+++ Provided data

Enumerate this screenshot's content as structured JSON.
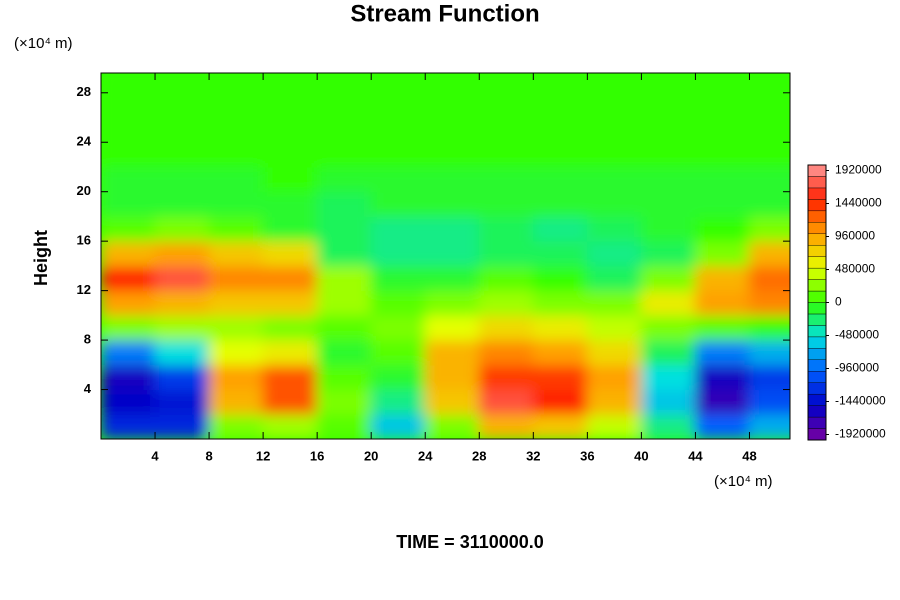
{
  "chart_data": {
    "type": "contour",
    "title": "Stream Function",
    "x_unit": "(×10⁴ m)",
    "y_unit": "(×10⁴ m)",
    "ylabel": "Height",
    "footer": "TIME = 3110000.0",
    "x": [
      2,
      6,
      10,
      14,
      18,
      22,
      26,
      30,
      34,
      38,
      42,
      46,
      50
    ],
    "y": [
      1,
      3,
      5,
      7,
      9,
      11,
      13,
      15,
      17,
      19,
      21,
      23,
      25,
      27,
      29
    ],
    "z": [
      [
        -1300000,
        -1300000,
        200000,
        300000,
        100000,
        -600000,
        200000,
        900000,
        800000,
        400000,
        -300000,
        -1000000,
        -700000
      ],
      [
        -1500000,
        -1400000,
        900000,
        1300000,
        200000,
        -300000,
        800000,
        1700000,
        1500000,
        900000,
        -600000,
        -1700000,
        -1100000
      ],
      [
        -1600000,
        -1200000,
        1000000,
        1300000,
        100000,
        -100000,
        900000,
        1400000,
        1400000,
        1000000,
        -500000,
        -1600000,
        -1200000
      ],
      [
        -900000,
        -500000,
        500000,
        600000,
        -100000,
        100000,
        900000,
        1100000,
        1000000,
        700000,
        -200000,
        -900000,
        -700000
      ],
      [
        200000,
        300000,
        300000,
        200000,
        100000,
        200000,
        500000,
        700000,
        600000,
        400000,
        200000,
        100000,
        0
      ],
      [
        1000000,
        900000,
        800000,
        800000,
        300000,
        100000,
        200000,
        300000,
        200000,
        200000,
        600000,
        1000000,
        1100000
      ],
      [
        1500000,
        1700000,
        1100000,
        1100000,
        300000,
        -100000,
        -100000,
        100000,
        0,
        -200000,
        200000,
        900000,
        1200000
      ],
      [
        900000,
        1000000,
        800000,
        700000,
        -200000,
        -300000,
        -300000,
        -200000,
        -200000,
        -300000,
        -200000,
        200000,
        900000
      ],
      [
        100000,
        200000,
        100000,
        -100000,
        -200000,
        -300000,
        -300000,
        -200000,
        -300000,
        -200000,
        -100000,
        0,
        200000
      ],
      [
        -100000,
        -100000,
        -100000,
        -100000,
        -200000,
        -100000,
        -100000,
        -100000,
        -100000,
        -100000,
        -100000,
        -100000,
        -100000
      ],
      [
        -100000,
        -100000,
        -100000,
        0,
        -100000,
        -100000,
        -100000,
        -100000,
        -100000,
        -100000,
        -100000,
        -100000,
        -100000
      ],
      [
        0,
        0,
        0,
        0,
        0,
        0,
        0,
        0,
        0,
        0,
        0,
        0,
        0
      ],
      [
        0,
        0,
        0,
        0,
        0,
        0,
        0,
        0,
        0,
        0,
        0,
        0,
        0
      ],
      [
        0,
        0,
        0,
        0,
        0,
        0,
        0,
        0,
        0,
        0,
        0,
        0,
        0
      ],
      [
        0,
        0,
        0,
        0,
        0,
        0,
        0,
        0,
        0,
        0,
        0,
        0,
        0
      ]
    ],
    "xlim": [
      0,
      51
    ],
    "ylim": [
      0,
      29.6
    ],
    "xticks": [
      4,
      8,
      12,
      16,
      20,
      24,
      28,
      32,
      36,
      40,
      44,
      48
    ],
    "yticks": [
      4,
      8,
      12,
      16,
      20,
      24,
      28
    ],
    "zlim": [
      -2000000,
      2000000
    ],
    "colorbar_ticks": [
      1920000,
      1440000,
      960000,
      480000,
      0,
      -480000,
      -960000,
      -1440000,
      -1920000
    ],
    "colorscale": [
      "#7a00a0",
      "#0000c8",
      "#0060ff",
      "#00e0e0",
      "#33ff00",
      "#e6ff00",
      "#ffa000",
      "#ff2000",
      "#ff9a9a"
    ]
  }
}
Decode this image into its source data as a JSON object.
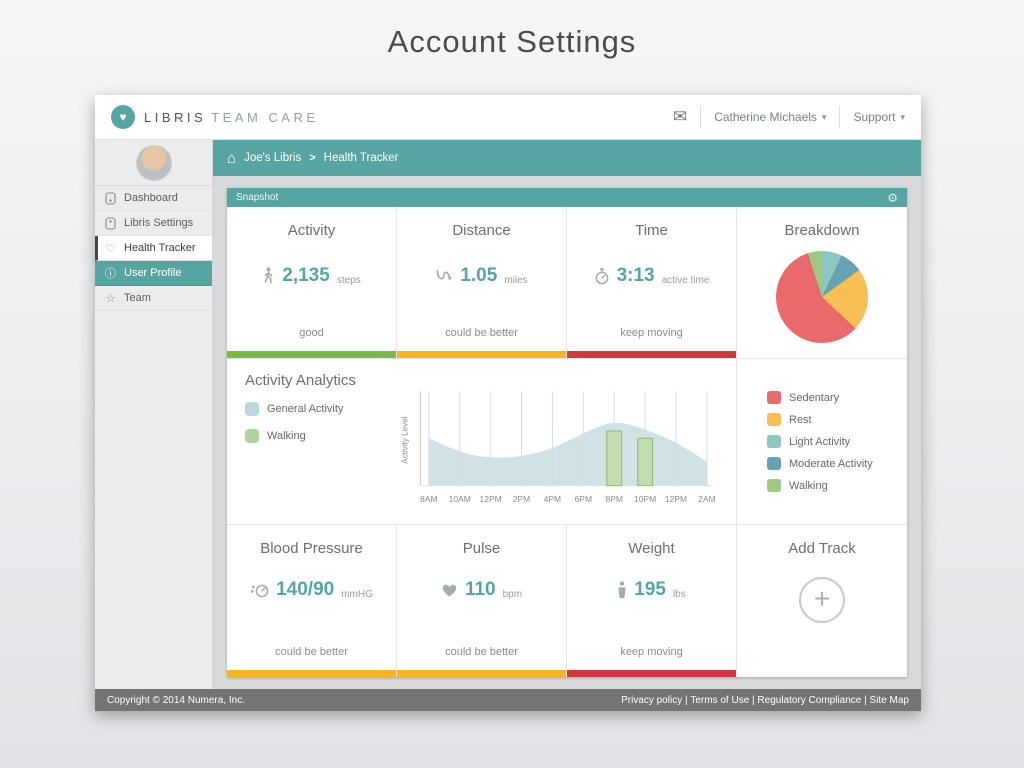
{
  "page": {
    "title": "Account Settings"
  },
  "header": {
    "brand_primary": "LIBRIS",
    "brand_secondary": "TEAM CARE",
    "user_menu": "Catherine Michaels",
    "support_menu": "Support"
  },
  "icons": {
    "logo": "♥",
    "envelope": "✉",
    "caret_down": "▾",
    "home": "⌂",
    "gear": "⚙",
    "heart": "♡",
    "info": "ⓘ",
    "star": "☆",
    "plus": "+",
    "breadcrumb_separator": ">"
  },
  "sidebar": {
    "items": [
      {
        "label": "Dashboard"
      },
      {
        "label": "Libris Settings"
      },
      {
        "label": "Health Tracker",
        "state": "active"
      },
      {
        "label": "User Profile",
        "state": "highlighted"
      },
      {
        "label": "Team"
      }
    ]
  },
  "breadcrumb": {
    "root": "Joe's Libris",
    "current": "Health Tracker"
  },
  "panel": {
    "title": "Snapshot"
  },
  "stats": {
    "activity": {
      "title": "Activity",
      "value": "2,135",
      "unit": "steps",
      "status": "good"
    },
    "distance": {
      "title": "Distance",
      "value": "1.05",
      "unit": "miles",
      "status": "could be better"
    },
    "time": {
      "title": "Time",
      "value": "3:13",
      "unit": "active time",
      "status": "keep moving"
    },
    "breakdown": {
      "title": "Breakdown"
    },
    "blood_pressure": {
      "title": "Blood Pressure",
      "value": "140/90",
      "unit": "mmHG",
      "status": "could be better"
    },
    "pulse": {
      "title": "Pulse",
      "value": "110",
      "unit": "bpm",
      "status": "could be better"
    },
    "weight": {
      "title": "Weight",
      "value": "195",
      "unit": "lbs",
      "status": "keep moving"
    },
    "add_track": {
      "title": "Add Track"
    }
  },
  "analytics": {
    "title": "Activity Analytics",
    "ylabel": "Activity Level",
    "legend": [
      {
        "label": "General Activity",
        "color": "#b9d7dd"
      },
      {
        "label": "Walking",
        "color": "#b0d39b"
      }
    ]
  },
  "breakdown_legend": [
    {
      "label": "Sedentary",
      "color": "#ea6a6c"
    },
    {
      "label": "Rest",
      "color": "#f9bf54"
    },
    {
      "label": "Light Activity",
      "color": "#8ec6c1"
    },
    {
      "label": "Moderate Activity",
      "color": "#67a2b4"
    },
    {
      "label": "Walking",
      "color": "#9fc983"
    }
  ],
  "footer": {
    "copyright": "Copyright © 2014 Numera, Inc.",
    "links": [
      "Privacy policy",
      "Terms of Use",
      "Regulatory Compliance",
      "Site Map"
    ]
  },
  "colors": {
    "teal": "#55a5a3",
    "green": "#7cb93f",
    "yellow": "#f6b71e",
    "red": "#d2393e"
  },
  "chart_data": [
    {
      "type": "pie",
      "title": "Breakdown",
      "slices": [
        {
          "label": "Light Activity",
          "value": 7,
          "color": "#8ec6c1"
        },
        {
          "label": "Moderate Activity",
          "value": 8,
          "color": "#67a2b4"
        },
        {
          "label": "Rest",
          "value": 22,
          "color": "#f9bf54"
        },
        {
          "label": "Sedentary",
          "value": 58,
          "color": "#ea6a6c"
        },
        {
          "label": "Walking",
          "value": 5,
          "color": "#9fc983"
        }
      ]
    },
    {
      "type": "area",
      "title": "Activity Analytics",
      "ylabel": "Activity Level",
      "x": [
        "8AM",
        "10AM",
        "12PM",
        "2PM",
        "4PM",
        "6PM",
        "8PM",
        "10PM",
        "12PM",
        "2AM"
      ],
      "ylim": [
        0,
        100
      ],
      "grid": "vertical",
      "series": [
        {
          "name": "General Activity",
          "type": "area",
          "color": "#ccdfe3",
          "values": [
            52,
            36,
            30,
            32,
            40,
            58,
            72,
            62,
            48,
            26
          ]
        },
        {
          "name": "Walking",
          "type": "bar",
          "color": "#c3dcae",
          "border": "#8fbf72",
          "values": [
            0,
            0,
            0,
            0,
            0,
            0,
            60,
            52,
            0,
            0
          ]
        }
      ]
    }
  ]
}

++++++

Your answer should be a single number: the count of lines in the entries that contain the word "name".

2